*Goal of the exercise*. The entries below should be output exactly as written.

*Recorded data*.
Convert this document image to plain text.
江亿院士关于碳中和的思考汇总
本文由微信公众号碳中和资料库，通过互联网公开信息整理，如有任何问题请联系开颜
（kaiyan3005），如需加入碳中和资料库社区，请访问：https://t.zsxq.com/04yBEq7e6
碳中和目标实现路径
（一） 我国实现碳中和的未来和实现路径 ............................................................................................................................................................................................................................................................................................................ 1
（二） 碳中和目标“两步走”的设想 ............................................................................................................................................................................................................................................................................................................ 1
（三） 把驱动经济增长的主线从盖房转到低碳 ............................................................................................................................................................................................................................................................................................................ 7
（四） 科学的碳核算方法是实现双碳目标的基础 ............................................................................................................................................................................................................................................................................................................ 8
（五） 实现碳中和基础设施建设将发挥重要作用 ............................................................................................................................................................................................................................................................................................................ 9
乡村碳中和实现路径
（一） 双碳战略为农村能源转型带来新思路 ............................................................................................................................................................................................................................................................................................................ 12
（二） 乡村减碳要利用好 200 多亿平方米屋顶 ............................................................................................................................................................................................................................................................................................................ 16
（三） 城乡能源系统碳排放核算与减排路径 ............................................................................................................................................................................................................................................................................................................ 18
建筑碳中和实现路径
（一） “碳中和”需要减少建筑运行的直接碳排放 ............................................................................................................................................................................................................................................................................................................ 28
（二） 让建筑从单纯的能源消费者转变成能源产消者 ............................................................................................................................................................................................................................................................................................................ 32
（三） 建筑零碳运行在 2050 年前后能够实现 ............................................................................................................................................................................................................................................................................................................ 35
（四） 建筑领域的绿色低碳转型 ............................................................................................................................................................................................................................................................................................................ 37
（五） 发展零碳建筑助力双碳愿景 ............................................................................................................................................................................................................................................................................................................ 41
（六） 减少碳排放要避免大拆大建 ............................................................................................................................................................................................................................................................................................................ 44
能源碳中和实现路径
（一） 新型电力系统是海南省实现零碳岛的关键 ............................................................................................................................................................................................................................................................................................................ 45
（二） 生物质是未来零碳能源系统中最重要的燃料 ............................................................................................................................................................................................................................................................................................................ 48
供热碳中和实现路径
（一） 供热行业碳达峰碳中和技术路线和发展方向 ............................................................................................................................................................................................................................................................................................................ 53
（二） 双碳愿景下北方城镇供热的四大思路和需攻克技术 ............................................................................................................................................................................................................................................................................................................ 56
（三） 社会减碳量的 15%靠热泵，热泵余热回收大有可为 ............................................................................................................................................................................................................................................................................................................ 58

*Written answer*.
Convert this document image to plain text.
江亿院士关于碳中和的思考汇总
本文由微信公众号碳中和资料库，通过互联网公开信息整理，如有任何问题请联系开颜
（kaiyan3005），如需加入碳中和资料库社区，请访问：https://t.zsxq.com/04yBEq7e6
碳中和目标实现路径
（一） 我国实现碳中和的未来和实现路径 ............................................................................................................................................................................................................................................................................................................ 1
（二） 碳中和目标“两步走”的设想 ............................................................................................................................................................................................................................................................................................................ 1
（三） 把驱动经济增长的主线从盖房转到低碳 ............................................................................................................................................................................................................................................................................................................ 7
（四） 科学的碳核算方法是实现双碳目标的基础 ............................................................................................................................................................................................................................................................................................................ 8
（五） 实现碳中和基础设施建设将发挥重要作用 ............................................................................................................................................................................................................................................................................................................ 9
乡村碳中和实现路径
（一） 双碳战略为农村能源转型带来新思路 ............................................................................................................................................................................................................................................................................................................ 12
（二） 乡村减碳要利用好 200 多亿平方米屋顶 ............................................................................................................................................................................................................................................................................................................ 16
（三） 城乡能源系统碳排放核算与减排路径 ............................................................................................................................................................................................................................................................................................................ 18
建筑碳中和实现路径
（一） “碳中和”需要减少建筑运行的直接碳排放 ............................................................................................................................................................................................................................................................................................................ 28
（二） 让建筑从单纯的能源消费者转变成能源产消者 ............................................................................................................................................................................................................................................................................................................ 32
（三） 建筑零碳运行在 2050 年前后能够实现 ............................................................................................................................................................................................................................................................................................................ 35
（四） 建筑领域的绿色低碳转型 ............................................................................................................................................................................................................................................................................................................ 37
（五） 发展零碳建筑助力双碳愿景 ............................................................................................................................................................................................................................................................................................................ 41
（六） 减少碳排放要避免大拆大建 ............................................................................................................................................................................................................................................................................................................ 44
能源碳中和实现路径
（一） 新型电力系统是海南省实现零碳岛的关键 ............................................................................................................................................................................................................................................................................................................ 45
（二） 生物质是未来零碳能源系统中最重要的燃料 ............................................................................................................................................................................................................................................................................................................ 48
供热碳中和实现路径
（一） 供热行业碳达峰碳中和技术路线和发展方向 ............................................................................................................................................................................................................................................................................................................ 53
（二） 双碳愿景下北方城镇供热的四大思路和需攻克技术 ............................................................................................................................................................................................................................................................................................................ 56
（三） 社会减碳量的 15%靠热泵，热泵余热回收大有可为 ............................................................................................................................................................................................................................................................................................................ 58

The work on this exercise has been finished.